What to produce. What follows is a set of records; repeat all of them exactly.

Dataset rows.
++++++++++++++++++++

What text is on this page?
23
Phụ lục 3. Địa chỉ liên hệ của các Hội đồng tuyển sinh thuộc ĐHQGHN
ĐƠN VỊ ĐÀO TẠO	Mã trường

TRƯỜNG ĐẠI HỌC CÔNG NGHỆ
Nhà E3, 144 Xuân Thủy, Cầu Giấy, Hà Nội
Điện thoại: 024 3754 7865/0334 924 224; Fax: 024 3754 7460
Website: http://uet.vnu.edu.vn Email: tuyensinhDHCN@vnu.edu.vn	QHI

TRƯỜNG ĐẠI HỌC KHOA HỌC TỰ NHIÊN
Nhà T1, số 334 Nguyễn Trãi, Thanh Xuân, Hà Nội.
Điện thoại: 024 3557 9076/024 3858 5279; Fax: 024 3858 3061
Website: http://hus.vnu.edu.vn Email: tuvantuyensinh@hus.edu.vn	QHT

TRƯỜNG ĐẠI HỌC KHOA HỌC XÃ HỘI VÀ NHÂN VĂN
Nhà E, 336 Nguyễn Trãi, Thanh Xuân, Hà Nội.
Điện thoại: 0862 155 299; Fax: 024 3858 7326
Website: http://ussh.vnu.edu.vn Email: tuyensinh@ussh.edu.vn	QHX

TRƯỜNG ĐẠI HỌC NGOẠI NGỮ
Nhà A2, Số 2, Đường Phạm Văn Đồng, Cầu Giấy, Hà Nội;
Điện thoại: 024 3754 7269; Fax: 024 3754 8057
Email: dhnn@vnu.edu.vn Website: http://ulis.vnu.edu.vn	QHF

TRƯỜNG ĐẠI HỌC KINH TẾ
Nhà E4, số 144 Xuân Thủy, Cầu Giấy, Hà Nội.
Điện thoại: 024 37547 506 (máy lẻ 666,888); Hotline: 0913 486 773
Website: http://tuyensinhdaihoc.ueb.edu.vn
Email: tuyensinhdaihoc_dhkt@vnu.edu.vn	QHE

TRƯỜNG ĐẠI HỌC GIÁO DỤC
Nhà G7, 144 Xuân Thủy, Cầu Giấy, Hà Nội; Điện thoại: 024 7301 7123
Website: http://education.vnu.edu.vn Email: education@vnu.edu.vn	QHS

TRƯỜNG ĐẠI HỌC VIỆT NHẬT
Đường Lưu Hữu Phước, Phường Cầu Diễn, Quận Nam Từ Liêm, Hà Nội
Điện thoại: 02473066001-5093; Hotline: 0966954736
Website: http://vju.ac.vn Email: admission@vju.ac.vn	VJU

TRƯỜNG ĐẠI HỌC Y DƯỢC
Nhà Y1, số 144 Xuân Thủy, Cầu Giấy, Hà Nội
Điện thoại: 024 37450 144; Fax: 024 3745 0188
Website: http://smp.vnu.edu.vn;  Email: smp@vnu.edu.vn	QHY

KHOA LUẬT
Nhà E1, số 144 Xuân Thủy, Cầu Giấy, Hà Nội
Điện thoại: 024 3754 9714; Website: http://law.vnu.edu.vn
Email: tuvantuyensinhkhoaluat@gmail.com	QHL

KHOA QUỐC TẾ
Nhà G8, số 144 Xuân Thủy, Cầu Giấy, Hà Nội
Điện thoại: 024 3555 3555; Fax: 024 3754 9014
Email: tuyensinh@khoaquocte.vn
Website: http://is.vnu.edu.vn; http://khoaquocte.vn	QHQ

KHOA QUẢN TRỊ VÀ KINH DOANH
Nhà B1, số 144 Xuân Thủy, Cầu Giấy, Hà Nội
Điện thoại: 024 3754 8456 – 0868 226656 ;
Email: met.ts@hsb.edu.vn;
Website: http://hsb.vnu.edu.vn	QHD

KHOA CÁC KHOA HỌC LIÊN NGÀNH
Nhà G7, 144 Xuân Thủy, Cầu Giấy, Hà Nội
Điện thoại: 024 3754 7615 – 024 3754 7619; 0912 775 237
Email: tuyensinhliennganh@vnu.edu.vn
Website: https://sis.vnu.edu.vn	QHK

++++++++++++++++++++

The result.
What text is on this page?
23
Phụ lục 3. Địa chỉ liên hệ của các Hội đồng tuyển sinh thuộc ĐHQGHN
ĐƠN VỊ ĐÀO TẠO	Mã trường

TRƯỜNG ĐẠI HỌC CÔNG NGHỆ
Nhà E3, 144 Xuân Thủy, Cầu Giấy, Hà Nội
Điện thoại: 024 3754 7865/0334 924 224; Fax: 024 3754 7460
Website: http://uet.vnu.edu.vn Email: tuyensinhDHCN@vnu.edu.vn	QHI

TRƯỜNG ĐẠI HỌC KHOA HỌC TỰ NHIÊN
Nhà T1, số 334 Nguyễn Trãi, Thanh Xuân, Hà Nội.
Điện thoại: 024 3557 9076/024 3858 5279; Fax: 024 3858 3061
Website: http://hus.vnu.edu.vn Email: tuvantuyensinh@hus.edu.vn	QHT

TRƯỜNG ĐẠI HỌC KHOA HỌC XÃ HỘI VÀ NHÂN VĂN
Nhà E, 336 Nguyễn Trãi, Thanh Xuân, Hà Nội.
Điện thoại: 0862 155 299; Fax: 024 3858 7326
Website: http://ussh.vnu.edu.vn Email: tuyensinh@ussh.edu.vn	QHX

TRƯỜNG ĐẠI HỌC NGOẠI NGỮ
Nhà A2, Số 2, Đường Phạm Văn Đồng, Cầu Giấy, Hà Nội;
Điện thoại: 024 3754 7269; Fax: 024 3754 8057
Email: dhnn@vnu.edu.vn Website: http://ulis.vnu.edu.vn	QHF

TRƯỜNG ĐẠI HỌC KINH TẾ
Nhà E4, số 144 Xuân Thủy, Cầu Giấy, Hà Nội.
Điện thoại: 024 37547 506 (máy lẻ 666,888); Hotline: 0913 486 773
Website: http://tuyensinhdaihoc.ueb.edu.vn
Email: tuyensinhdaihoc_dhkt@vnu.edu.vn	QHE

TRƯỜNG ĐẠI HỌC GIÁO DỤC
Nhà G7, 144 Xuân Thủy, Cầu Giấy, Hà Nội; Điện thoại: 024 7301 7123
Website: http://education.vnu.edu.vn Email: education@vnu.edu.vn	QHS

TRƯỜNG ĐẠI HỌC VIỆT NHẬT
Đường Lưu Hữu Phước, Phường Cầu Diễn, Quận Nam Từ Liêm, Hà Nội
Điện thoại: 02473066001-5093; Hotline: 0966954736
Website: http://vju.ac.vn Email: admission@vju.ac.vn	VJU

TRƯỜNG ĐẠI HỌC Y DƯỢC
Nhà Y1, số 144 Xuân Thủy, Cầu Giấy, Hà Nội
Điện thoại: 024 37450 144; Fax: 024 3745 0188
Website: http://smp.vnu.edu.vn;  Email: smp@vnu.edu.vn	QHY

KHOA LUẬT
Nhà E1, số 144 Xuân Thủy, Cầu Giấy, Hà Nội
Điện thoại: 024 3754 9714; Website: http://law.vnu.edu.vn
Email: tuvantuyensinhkhoaluat@gmail.com	QHL

KHOA QUỐC TẾ
Nhà G8, số 144 Xuân Thủy, Cầu Giấy, Hà Nội
Điện thoại: 024 3555 3555; Fax: 024 3754 9014
Email: tuyensinh@khoaquocte.vn
Website: http://is.vnu.edu.vn; http://khoaquocte.vn	QHQ

KHOA QUẢN TRỊ VÀ KINH DOANH
Nhà B1, số 144 Xuân Thủy, Cầu Giấy, Hà Nội
Điện thoại: 024 3754 8456 – 0868 226656 ;
Email: met.ts@hsb.edu.vn;
Website: http://hsb.vnu.edu.vn	QHD

KHOA CÁC KHOA HỌC LIÊN NGÀNH
Nhà G7, 144 Xuân Thủy, Cầu Giấy, Hà Nội
Điện thoại: 024 3754 7615 – 024 3754 7619; 0912 775 237
Email: tuyensinhliennganh@vnu.edu.vn
Website: https://sis.vnu.edu.vn	QHK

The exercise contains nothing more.